• [EXERCISE DIRECTIONS]
Write out the listing below in full and exactly, leaving out every picture.
[START OF RECORDED DATA]
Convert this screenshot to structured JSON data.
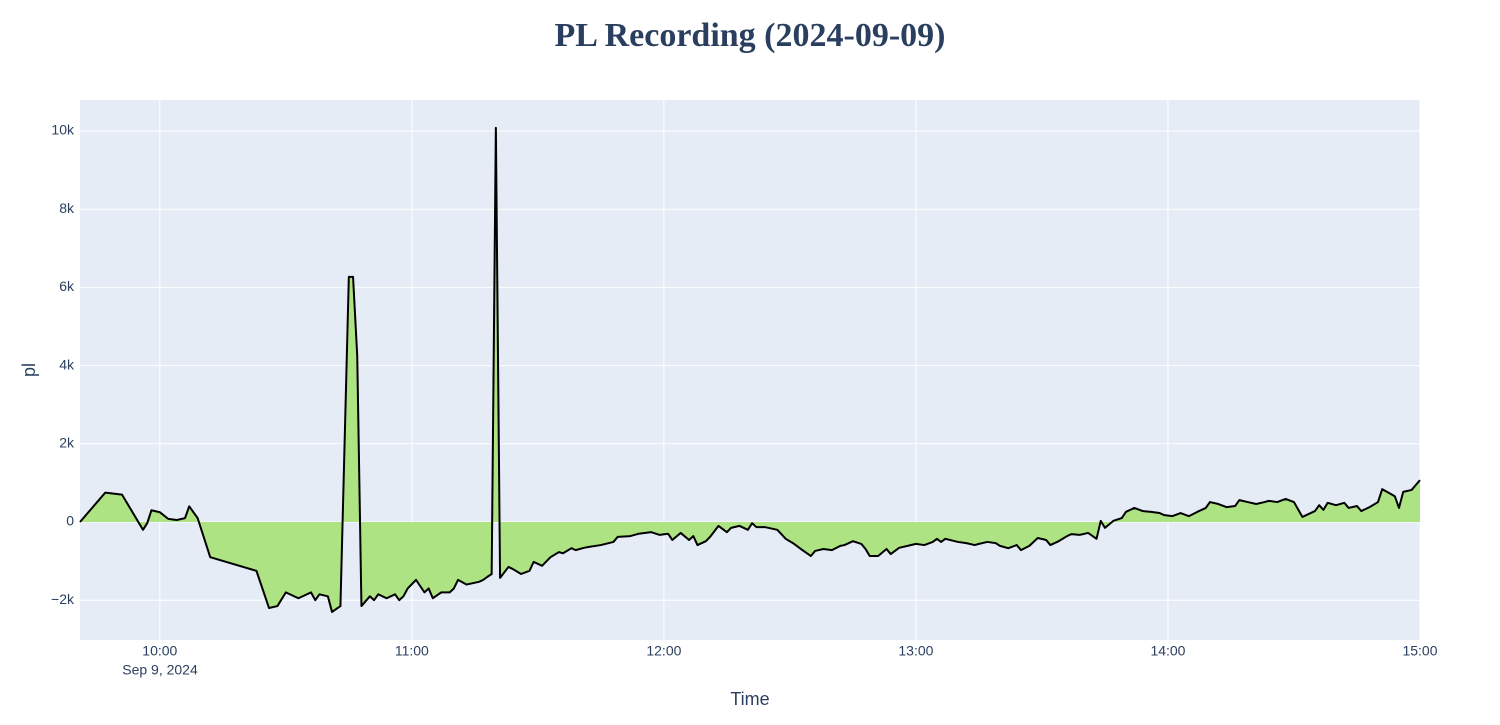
{
  "chart_data": {
    "type": "area",
    "title": "PL Recording (2024-09-09)",
    "x_label": "Time",
    "y_label": "pl",
    "x_date_label": "Sep 9, 2024",
    "xlim": [
      "09:41",
      "15:00"
    ],
    "xticks": [
      "10:00",
      "11:00",
      "12:00",
      "13:00",
      "14:00",
      "15:00"
    ],
    "ylim": [
      -3018,
      10793
    ],
    "yticks": [
      {
        "value": -2000,
        "label": "−2k"
      },
      0,
      {
        "value": 2000,
        "label": "2k"
      },
      {
        "value": 4000,
        "label": "4k"
      },
      {
        "value": 6000,
        "label": "6k"
      },
      {
        "value": 8000,
        "label": "8k"
      },
      {
        "value": 10000,
        "label": "10k"
      }
    ],
    "grid": true,
    "line_color": "#000000",
    "fill_color": "#aee383",
    "background": "#e5ecf6",
    "x": [
      "09:41",
      "09:47",
      "09:51",
      "09:56",
      "09:57",
      "09:58",
      "10:00",
      "10:02",
      "10:04",
      "10:06",
      "10:07",
      "10:09",
      "10:12",
      "10:23",
      "10:26",
      "10:28",
      "10:30",
      "10:33",
      "10:36",
      "10:37",
      "10:38",
      "10:40",
      "10:41",
      "10:43",
      "10:45",
      "10:46",
      "10:47",
      "10:48",
      "10:50",
      "10:51",
      "10:52",
      "10:54",
      "10:56",
      "10:57",
      "10:58",
      "10:59",
      "11:01",
      "11:03",
      "11:04",
      "11:05",
      "11:07",
      "11:09",
      "11:10",
      "11:11",
      "11:13",
      "11:16",
      "11:17",
      "11:18",
      "11:19",
      "11:20",
      "11:21",
      "11:23",
      "11:24",
      "11:26",
      "11:28",
      "11:29",
      "11:31",
      "11:33",
      "11:35",
      "11:36",
      "11:38",
      "11:39",
      "11:41",
      "11:42",
      "11:45",
      "11:48",
      "11:49",
      "11:52",
      "11:54",
      "11:57",
      "11:59",
      "12:01",
      "12:02",
      "12:04",
      "12:06",
      "12:07",
      "12:08",
      "12:10",
      "12:11",
      "12:13",
      "12:15",
      "12:16",
      "12:18",
      "12:20",
      "12:21",
      "12:22",
      "12:24",
      "12:27",
      "12:29",
      "12:31",
      "12:33",
      "12:35",
      "12:36",
      "12:38",
      "12:40",
      "12:42",
      "12:43",
      "12:45",
      "12:47",
      "12:48",
      "12:49",
      "12:51",
      "12:53",
      "12:54",
      "12:56",
      "12:58",
      "13:00",
      "13:02",
      "13:04",
      "13:05",
      "13:06",
      "13:07",
      "13:10",
      "13:12",
      "13:14",
      "13:15",
      "13:17",
      "13:19",
      "13:20",
      "13:22",
      "13:24",
      "13:25",
      "13:27",
      "13:29",
      "13:31",
      "13:32",
      "13:34",
      "13:36",
      "13:37",
      "13:39",
      "13:41",
      "13:43",
      "13:44",
      "13:45",
      "13:47",
      "13:49",
      "13:50",
      "13:52",
      "13:54",
      "13:56",
      "13:58",
      "13:59",
      "14:01",
      "14:03",
      "14:05",
      "14:07",
      "14:09",
      "14:10",
      "14:12",
      "14:14",
      "14:16",
      "14:17",
      "14:19",
      "14:21",
      "14:23",
      "14:24",
      "14:26",
      "14:28",
      "14:30",
      "14:32",
      "14:35",
      "14:36",
      "14:37",
      "14:38",
      "14:40",
      "14:42",
      "14:43",
      "14:45",
      "14:46",
      "14:48",
      "14:50",
      "14:51",
      "14:53",
      "14:54",
      "14:55",
      "14:56",
      "14:58",
      "15:00"
    ],
    "values": [
      0,
      750,
      700,
      -200,
      -30,
      300,
      250,
      80,
      50,
      100,
      400,
      100,
      -900,
      -1250,
      -2200,
      -2150,
      -1800,
      -1950,
      -1800,
      -2000,
      -1850,
      -1900,
      -2300,
      -2150,
      6270,
      6270,
      4250,
      -2150,
      -1900,
      -2000,
      -1850,
      -1950,
      -1850,
      -2000,
      -1900,
      -1700,
      -1480,
      -1800,
      -1700,
      -1950,
      -1800,
      -1800,
      -1700,
      -1480,
      -1600,
      -1530,
      -1480,
      -1400,
      -1330,
      10080,
      -1430,
      -1150,
      -1200,
      -1330,
      -1250,
      -1020,
      -1120,
      -900,
      -770,
      -800,
      -670,
      -720,
      -660,
      -640,
      -590,
      -510,
      -380,
      -360,
      -300,
      -260,
      -330,
      -300,
      -460,
      -280,
      -460,
      -360,
      -590,
      -490,
      -380,
      -100,
      -260,
      -150,
      -100,
      -200,
      -30,
      -130,
      -130,
      -200,
      -430,
      -560,
      -720,
      -870,
      -740,
      -690,
      -720,
      -610,
      -590,
      -490,
      -560,
      -690,
      -870,
      -870,
      -690,
      -820,
      -660,
      -610,
      -560,
      -590,
      -510,
      -430,
      -510,
      -430,
      -510,
      -540,
      -590,
      -560,
      -510,
      -540,
      -610,
      -670,
      -590,
      -720,
      -610,
      -410,
      -460,
      -590,
      -490,
      -360,
      -310,
      -330,
      -280,
      -430,
      30,
      -150,
      30,
      100,
      260,
      360,
      280,
      260,
      230,
      180,
      150,
      230,
      150,
      260,
      360,
      510,
      460,
      380,
      410,
      560,
      510,
      460,
      510,
      540,
      510,
      590,
      510,
      130,
      280,
      430,
      310,
      490,
      430,
      490,
      360,
      410,
      280,
      380,
      510,
      840,
      720,
      660,
      360,
      770,
      820,
      1070
    ]
  }
}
[END OF RECORDED DATA]
• [SOLVED PROBLEM]
Convert this screenshot to structured JSON data.
{
  "chart_data": {
    "type": "area",
    "title": "PL Recording (2024-09-09)",
    "x_label": "Time",
    "y_label": "pl",
    "x_date_label": "Sep 9, 2024",
    "xlim": [
      "09:41",
      "15:00"
    ],
    "xticks": [
      "10:00",
      "11:00",
      "12:00",
      "13:00",
      "14:00",
      "15:00"
    ],
    "ylim": [
      -3018,
      10793
    ],
    "yticks": [
      {
        "value": -2000,
        "label": "−2k"
      },
      0,
      {
        "value": 2000,
        "label": "2k"
      },
      {
        "value": 4000,
        "label": "4k"
      },
      {
        "value": 6000,
        "label": "6k"
      },
      {
        "value": 8000,
        "label": "8k"
      },
      {
        "value": 10000,
        "label": "10k"
      }
    ],
    "grid": true,
    "line_color": "#000000",
    "fill_color": "#aee383",
    "background": "#e5ecf6",
    "x": [
      "09:41",
      "09:47",
      "09:51",
      "09:56",
      "09:57",
      "09:58",
      "10:00",
      "10:02",
      "10:04",
      "10:06",
      "10:07",
      "10:09",
      "10:12",
      "10:23",
      "10:26",
      "10:28",
      "10:30",
      "10:33",
      "10:36",
      "10:37",
      "10:38",
      "10:40",
      "10:41",
      "10:43",
      "10:45",
      "10:46",
      "10:47",
      "10:48",
      "10:50",
      "10:51",
      "10:52",
      "10:54",
      "10:56",
      "10:57",
      "10:58",
      "10:59",
      "11:01",
      "11:03",
      "11:04",
      "11:05",
      "11:07",
      "11:09",
      "11:10",
      "11:11",
      "11:13",
      "11:16",
      "11:17",
      "11:18",
      "11:19",
      "11:20",
      "11:21",
      "11:23",
      "11:24",
      "11:26",
      "11:28",
      "11:29",
      "11:31",
      "11:33",
      "11:35",
      "11:36",
      "11:38",
      "11:39",
      "11:41",
      "11:42",
      "11:45",
      "11:48",
      "11:49",
      "11:52",
      "11:54",
      "11:57",
      "11:59",
      "12:01",
      "12:02",
      "12:04",
      "12:06",
      "12:07",
      "12:08",
      "12:10",
      "12:11",
      "12:13",
      "12:15",
      "12:16",
      "12:18",
      "12:20",
      "12:21",
      "12:22",
      "12:24",
      "12:27",
      "12:29",
      "12:31",
      "12:33",
      "12:35",
      "12:36",
      "12:38",
      "12:40",
      "12:42",
      "12:43",
      "12:45",
      "12:47",
      "12:48",
      "12:49",
      "12:51",
      "12:53",
      "12:54",
      "12:56",
      "12:58",
      "13:00",
      "13:02",
      "13:04",
      "13:05",
      "13:06",
      "13:07",
      "13:10",
      "13:12",
      "13:14",
      "13:15",
      "13:17",
      "13:19",
      "13:20",
      "13:22",
      "13:24",
      "13:25",
      "13:27",
      "13:29",
      "13:31",
      "13:32",
      "13:34",
      "13:36",
      "13:37",
      "13:39",
      "13:41",
      "13:43",
      "13:44",
      "13:45",
      "13:47",
      "13:49",
      "13:50",
      "13:52",
      "13:54",
      "13:56",
      "13:58",
      "13:59",
      "14:01",
      "14:03",
      "14:05",
      "14:07",
      "14:09",
      "14:10",
      "14:12",
      "14:14",
      "14:16",
      "14:17",
      "14:19",
      "14:21",
      "14:23",
      "14:24",
      "14:26",
      "14:28",
      "14:30",
      "14:32",
      "14:35",
      "14:36",
      "14:37",
      "14:38",
      "14:40",
      "14:42",
      "14:43",
      "14:45",
      "14:46",
      "14:48",
      "14:50",
      "14:51",
      "14:53",
      "14:54",
      "14:55",
      "14:56",
      "14:58",
      "15:00"
    ],
    "values": [
      0,
      750,
      700,
      -200,
      -30,
      300,
      250,
      80,
      50,
      100,
      400,
      100,
      -900,
      -1250,
      -2200,
      -2150,
      -1800,
      -1950,
      -1800,
      -2000,
      -1850,
      -1900,
      -2300,
      -2150,
      6270,
      6270,
      4250,
      -2150,
      -1900,
      -2000,
      -1850,
      -1950,
      -1850,
      -2000,
      -1900,
      -1700,
      -1480,
      -1800,
      -1700,
      -1950,
      -1800,
      -1800,
      -1700,
      -1480,
      -1600,
      -1530,
      -1480,
      -1400,
      -1330,
      10080,
      -1430,
      -1150,
      -1200,
      -1330,
      -1250,
      -1020,
      -1120,
      -900,
      -770,
      -800,
      -670,
      -720,
      -660,
      -640,
      -590,
      -510,
      -380,
      -360,
      -300,
      -260,
      -330,
      -300,
      -460,
      -280,
      -460,
      -360,
      -590,
      -490,
      -380,
      -100,
      -260,
      -150,
      -100,
      -200,
      -30,
      -130,
      -130,
      -200,
      -430,
      -560,
      -720,
      -870,
      -740,
      -690,
      -720,
      -610,
      -590,
      -490,
      -560,
      -690,
      -870,
      -870,
      -690,
      -820,
      -660,
      -610,
      -560,
      -590,
      -510,
      -430,
      -510,
      -430,
      -510,
      -540,
      -590,
      -560,
      -510,
      -540,
      -610,
      -670,
      -590,
      -720,
      -610,
      -410,
      -460,
      -590,
      -490,
      -360,
      -310,
      -330,
      -280,
      -430,
      30,
      -150,
      30,
      100,
      260,
      360,
      280,
      260,
      230,
      180,
      150,
      230,
      150,
      260,
      360,
      510,
      460,
      380,
      410,
      560,
      510,
      460,
      510,
      540,
      510,
      590,
      510,
      130,
      280,
      430,
      310,
      490,
      430,
      490,
      360,
      410,
      280,
      380,
      510,
      840,
      720,
      660,
      360,
      770,
      820,
      1070
    ]
  }
}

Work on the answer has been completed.